Listing:
★ ★ ★ ★ ★ ★ ★
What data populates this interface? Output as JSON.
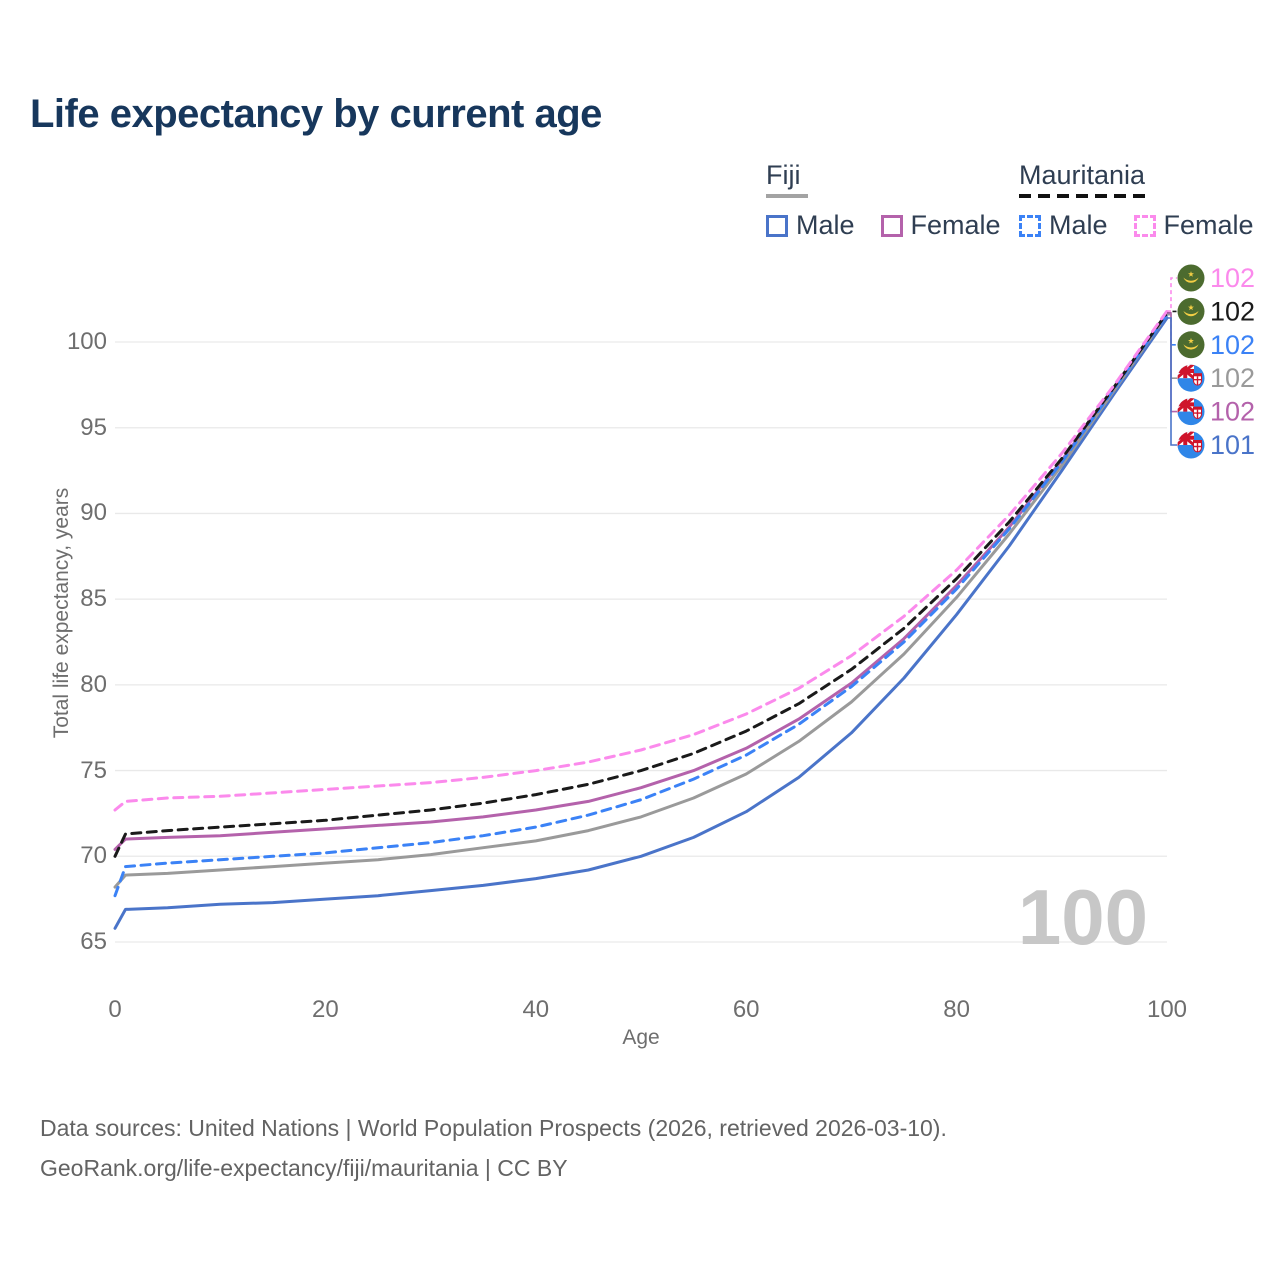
{
  "title": "Life expectancy by current age",
  "legend": {
    "groups": [
      {
        "label": "Fiji",
        "underline": {
          "color": "#a3a3a3",
          "dash": false
        },
        "items": [
          {
            "label": "Male",
            "color": "#4a74c9",
            "dash": false
          },
          {
            "label": "Female",
            "color": "#b462ab",
            "dash": false
          }
        ]
      },
      {
        "label": "Mauritania",
        "underline": {
          "color": "#111111",
          "dash": true
        },
        "items": [
          {
            "label": "Male",
            "color": "#3b82f6",
            "dash": true
          },
          {
            "label": "Female",
            "color": "#fb8aec",
            "dash": true
          }
        ]
      }
    ]
  },
  "chart_data": {
    "type": "line",
    "title": "Life expectancy by current age",
    "xlabel": "Age",
    "ylabel": "Total life expectancy, years",
    "x": [
      0,
      1,
      5,
      10,
      15,
      20,
      25,
      30,
      35,
      40,
      45,
      50,
      55,
      60,
      65,
      70,
      75,
      80,
      85,
      90,
      95,
      100
    ],
    "xticks": [
      0,
      20,
      40,
      60,
      80,
      100
    ],
    "yticks": [
      65,
      70,
      75,
      80,
      85,
      90,
      95,
      100
    ],
    "xlim": [
      0,
      100
    ],
    "ylim": [
      65,
      100
    ],
    "grid": "horizontal",
    "legend_position": "top-right",
    "watermark": "100",
    "series": [
      {
        "name": "Mauritania Female",
        "country": "Mauritania",
        "sex": "Female",
        "flag": "mauritania",
        "color": "#fb8aec",
        "dash": true,
        "end_label": "102",
        "values": [
          72.7,
          73.2,
          73.4,
          73.5,
          73.7,
          73.9,
          74.1,
          74.3,
          74.6,
          75.0,
          75.5,
          76.2,
          77.1,
          78.3,
          79.8,
          81.7,
          84.0,
          86.7,
          89.9,
          93.5,
          97.5,
          101.8
        ]
      },
      {
        "name": "Mauritania Both sexes",
        "country": "Mauritania",
        "sex": "Both",
        "flag": "mauritania",
        "color": "#1a1a1a",
        "dash": true,
        "end_label": "102",
        "values": [
          70.0,
          71.3,
          71.5,
          71.7,
          71.9,
          72.1,
          72.4,
          72.7,
          73.1,
          73.6,
          74.2,
          75.0,
          76.0,
          77.3,
          78.9,
          80.9,
          83.3,
          86.2,
          89.5,
          93.2,
          97.4,
          101.7
        ]
      },
      {
        "name": "Mauritania Male",
        "country": "Mauritania",
        "sex": "Male",
        "flag": "mauritania",
        "color": "#3b82f6",
        "dash": true,
        "end_label": "102",
        "values": [
          67.7,
          69.4,
          69.6,
          69.8,
          70.0,
          70.2,
          70.5,
          70.8,
          71.2,
          71.7,
          72.4,
          73.3,
          74.5,
          75.9,
          77.7,
          79.9,
          82.5,
          85.6,
          89.1,
          93.0,
          97.3,
          101.6
        ]
      },
      {
        "name": "Fiji Both sexes",
        "country": "Fiji",
        "sex": "Both",
        "flag": "fiji",
        "color": "#9a9a9a",
        "dash": false,
        "end_label": "102",
        "values": [
          68.2,
          68.9,
          69.0,
          69.2,
          69.4,
          69.6,
          69.8,
          70.1,
          70.5,
          70.9,
          71.5,
          72.3,
          73.4,
          74.8,
          76.7,
          79.0,
          81.8,
          85.1,
          88.8,
          92.8,
          97.2,
          101.6
        ]
      },
      {
        "name": "Fiji Female",
        "country": "Fiji",
        "sex": "Female",
        "flag": "fiji",
        "color": "#b462ab",
        "dash": false,
        "end_label": "102",
        "values": [
          70.4,
          71.0,
          71.1,
          71.2,
          71.4,
          71.6,
          71.8,
          72.0,
          72.3,
          72.7,
          73.2,
          74.0,
          75.0,
          76.3,
          78.0,
          80.1,
          82.7,
          85.8,
          89.2,
          93.1,
          97.3,
          101.7
        ]
      },
      {
        "name": "Fiji Male",
        "country": "Fiji",
        "sex": "Male",
        "flag": "fiji",
        "color": "#4a74c9",
        "dash": false,
        "end_label": "101",
        "values": [
          65.8,
          66.9,
          67.0,
          67.2,
          67.3,
          67.5,
          67.7,
          68.0,
          68.3,
          68.7,
          69.2,
          70.0,
          71.1,
          72.6,
          74.6,
          77.2,
          80.4,
          84.1,
          88.1,
          92.5,
          97.0,
          101.4
        ]
      }
    ]
  },
  "footer": {
    "line1": "Data sources: United Nations | World Population Prospects (2026, retrieved 2026-03-10).",
    "line2": "GeoRank.org/life-expectancy/fiji/mauritania | CC BY"
  }
}
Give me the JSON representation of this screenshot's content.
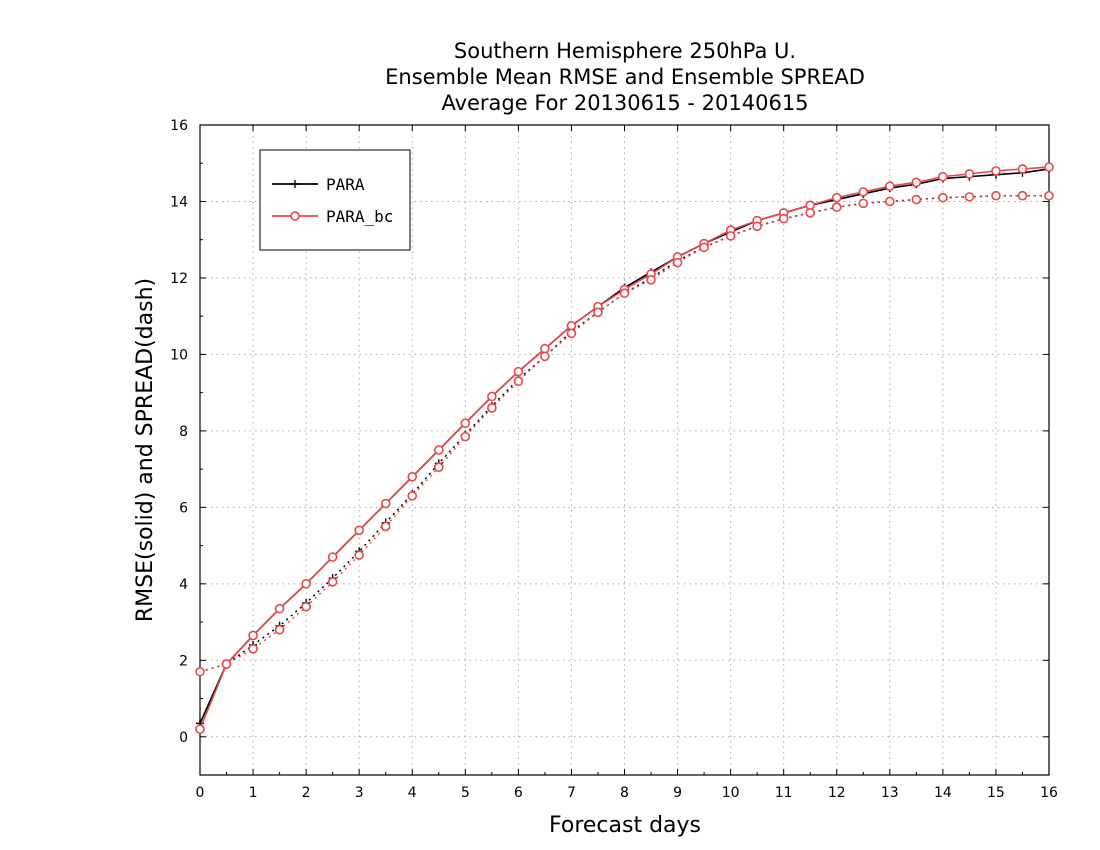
{
  "chart_data": {
    "type": "line",
    "title_lines": [
      "Southern Hemisphere 250hPa U.",
      "Ensemble Mean RMSE and Ensemble SPREAD",
      "Average For 20130615 - 20140615"
    ],
    "xlabel": "Forecast days",
    "ylabel": "RMSE(solid) and SPREAD(dash)",
    "xlim": [
      0,
      16
    ],
    "ylim": [
      -1,
      16
    ],
    "xticks": [
      0,
      1,
      2,
      3,
      4,
      5,
      6,
      7,
      8,
      9,
      10,
      11,
      12,
      13,
      14,
      15,
      16
    ],
    "yticks": [
      0,
      2,
      4,
      6,
      8,
      10,
      12,
      14,
      16
    ],
    "grid": true,
    "legend_position": "top-left",
    "x": [
      0,
      0.5,
      1,
      1.5,
      2,
      2.5,
      3,
      3.5,
      4,
      4.5,
      5,
      5.5,
      6,
      6.5,
      7,
      7.5,
      8,
      8.5,
      9,
      9.5,
      10,
      10.5,
      11,
      11.5,
      12,
      12.5,
      13,
      13.5,
      14,
      14.5,
      15,
      15.5,
      16
    ],
    "series": [
      {
        "name": "PARA",
        "color": "#000000",
        "marker": "plus",
        "rmse": [
          0.35,
          1.9,
          2.65,
          3.35,
          4.0,
          4.7,
          5.4,
          6.1,
          6.8,
          7.5,
          8.2,
          8.9,
          9.55,
          10.15,
          10.75,
          11.25,
          11.75,
          12.15,
          12.55,
          12.9,
          13.2,
          13.5,
          13.7,
          13.9,
          14.05,
          14.2,
          14.35,
          14.45,
          14.6,
          14.65,
          14.7,
          14.75,
          14.85
        ],
        "spread": [
          1.7,
          1.9,
          2.4,
          2.9,
          3.5,
          4.15,
          4.85,
          5.6,
          6.35,
          7.15,
          7.9,
          8.65,
          9.35,
          9.95,
          10.6,
          11.1,
          11.6,
          12.0,
          12.45,
          12.8,
          13.1,
          13.35,
          13.55,
          13.7,
          13.85,
          13.95,
          14.0,
          14.05,
          14.1,
          14.12,
          14.15,
          14.15,
          14.15
        ]
      },
      {
        "name": "PARA_bc",
        "color": "#e8474a",
        "marker": "circle",
        "rmse": [
          0.2,
          1.9,
          2.65,
          3.35,
          4.0,
          4.7,
          5.4,
          6.1,
          6.8,
          7.5,
          8.2,
          8.9,
          9.55,
          10.15,
          10.75,
          11.25,
          11.7,
          12.1,
          12.55,
          12.9,
          13.25,
          13.5,
          13.7,
          13.9,
          14.1,
          14.25,
          14.4,
          14.5,
          14.65,
          14.72,
          14.8,
          14.85,
          14.9
        ],
        "spread": [
          1.7,
          1.9,
          2.3,
          2.8,
          3.4,
          4.05,
          4.75,
          5.5,
          6.3,
          7.05,
          7.85,
          8.6,
          9.3,
          9.95,
          10.55,
          11.1,
          11.6,
          11.95,
          12.4,
          12.8,
          13.1,
          13.35,
          13.55,
          13.7,
          13.85,
          13.95,
          14.0,
          14.05,
          14.1,
          14.12,
          14.15,
          14.15,
          14.15
        ]
      }
    ]
  }
}
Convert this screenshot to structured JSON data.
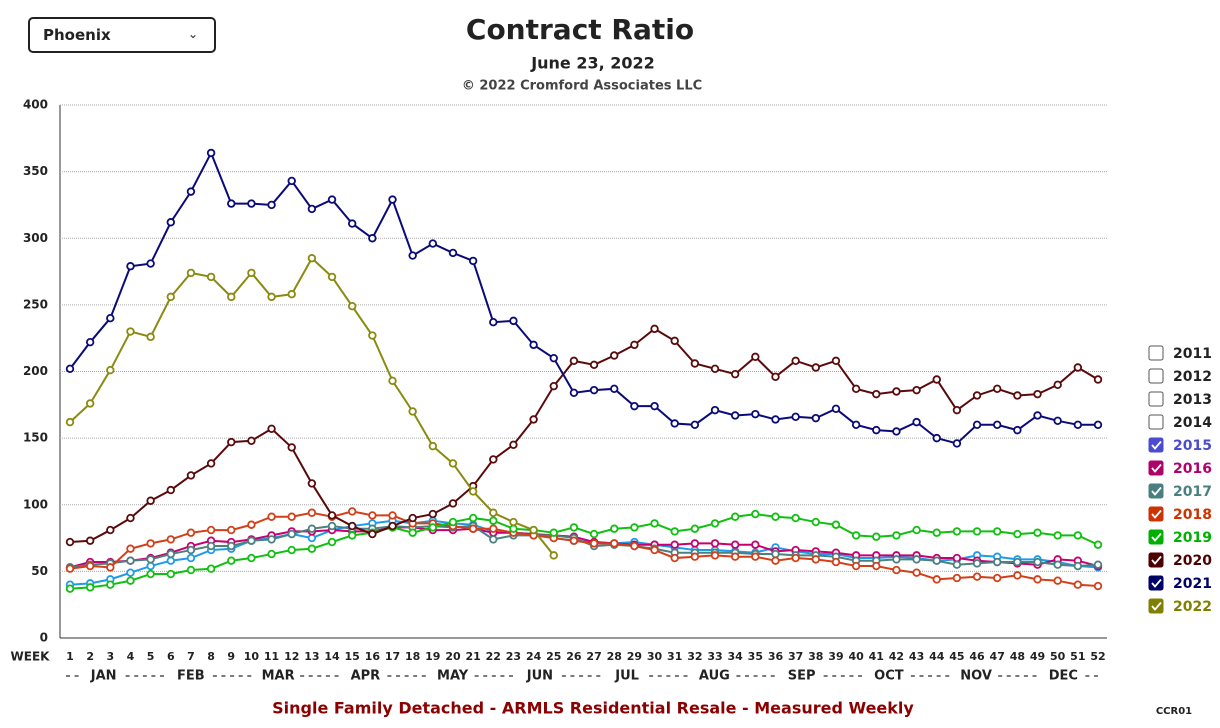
★ ★ ★ ★ ★ ★ ★
Task instructions: Look through the records and gather each line with the word "sexes".

Exercise result:
        "name": "Mauritania Both sexes",
        "name": "Fiji Both sexes",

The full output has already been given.